#### WHAT YOU HAVE TO DO:
Report how many lines in the listing below include the word "with". Write nothing besides the number.

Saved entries
>> Start
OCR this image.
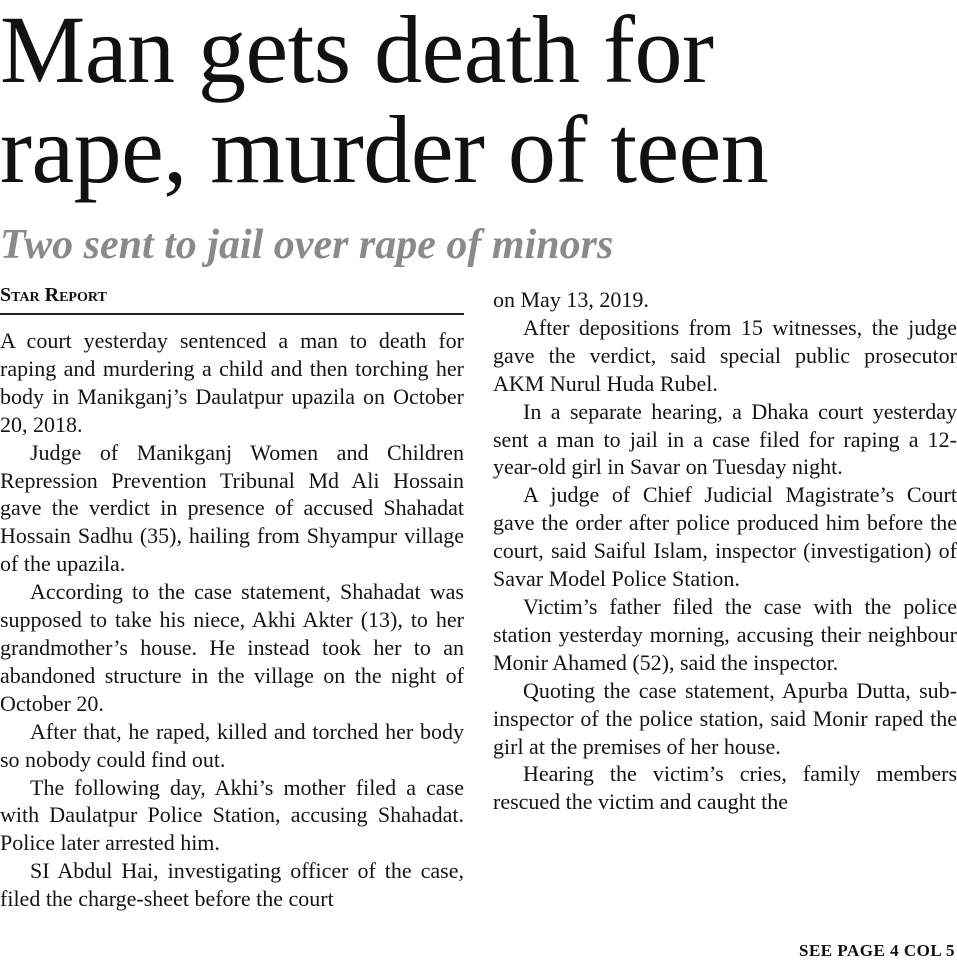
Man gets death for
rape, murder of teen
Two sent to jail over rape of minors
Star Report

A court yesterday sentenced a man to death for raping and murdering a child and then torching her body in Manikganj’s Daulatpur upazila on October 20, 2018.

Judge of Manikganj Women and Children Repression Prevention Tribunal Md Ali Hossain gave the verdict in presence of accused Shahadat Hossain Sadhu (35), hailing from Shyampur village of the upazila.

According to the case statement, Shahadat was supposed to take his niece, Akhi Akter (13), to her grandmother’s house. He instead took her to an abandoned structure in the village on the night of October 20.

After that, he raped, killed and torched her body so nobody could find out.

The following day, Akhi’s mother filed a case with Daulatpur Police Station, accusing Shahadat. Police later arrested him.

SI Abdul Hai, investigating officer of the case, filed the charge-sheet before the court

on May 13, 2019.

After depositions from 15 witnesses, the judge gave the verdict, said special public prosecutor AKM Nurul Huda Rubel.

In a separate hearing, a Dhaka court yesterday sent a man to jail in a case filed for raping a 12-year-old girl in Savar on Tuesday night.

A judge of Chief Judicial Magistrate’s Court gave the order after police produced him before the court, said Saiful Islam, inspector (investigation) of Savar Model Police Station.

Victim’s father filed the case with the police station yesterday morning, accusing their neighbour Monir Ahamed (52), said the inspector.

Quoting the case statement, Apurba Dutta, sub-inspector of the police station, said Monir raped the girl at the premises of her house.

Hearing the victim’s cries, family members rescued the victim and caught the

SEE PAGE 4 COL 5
>> End
>> Start
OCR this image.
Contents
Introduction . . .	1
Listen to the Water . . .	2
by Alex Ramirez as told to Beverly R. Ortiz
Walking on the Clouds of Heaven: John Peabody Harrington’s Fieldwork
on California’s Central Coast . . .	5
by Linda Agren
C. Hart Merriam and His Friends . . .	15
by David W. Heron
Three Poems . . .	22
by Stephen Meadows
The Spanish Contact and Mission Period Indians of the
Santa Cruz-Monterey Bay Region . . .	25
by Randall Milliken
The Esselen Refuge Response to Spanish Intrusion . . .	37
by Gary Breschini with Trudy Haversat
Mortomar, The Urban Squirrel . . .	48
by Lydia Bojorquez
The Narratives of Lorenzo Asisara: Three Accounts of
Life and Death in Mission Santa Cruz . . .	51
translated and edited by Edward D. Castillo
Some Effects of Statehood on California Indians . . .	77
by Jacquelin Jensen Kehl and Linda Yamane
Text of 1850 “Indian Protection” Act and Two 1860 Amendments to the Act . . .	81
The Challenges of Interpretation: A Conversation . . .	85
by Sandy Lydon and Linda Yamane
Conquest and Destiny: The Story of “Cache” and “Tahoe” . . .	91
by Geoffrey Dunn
>> End
#### WRITTEN SOLUTION:
3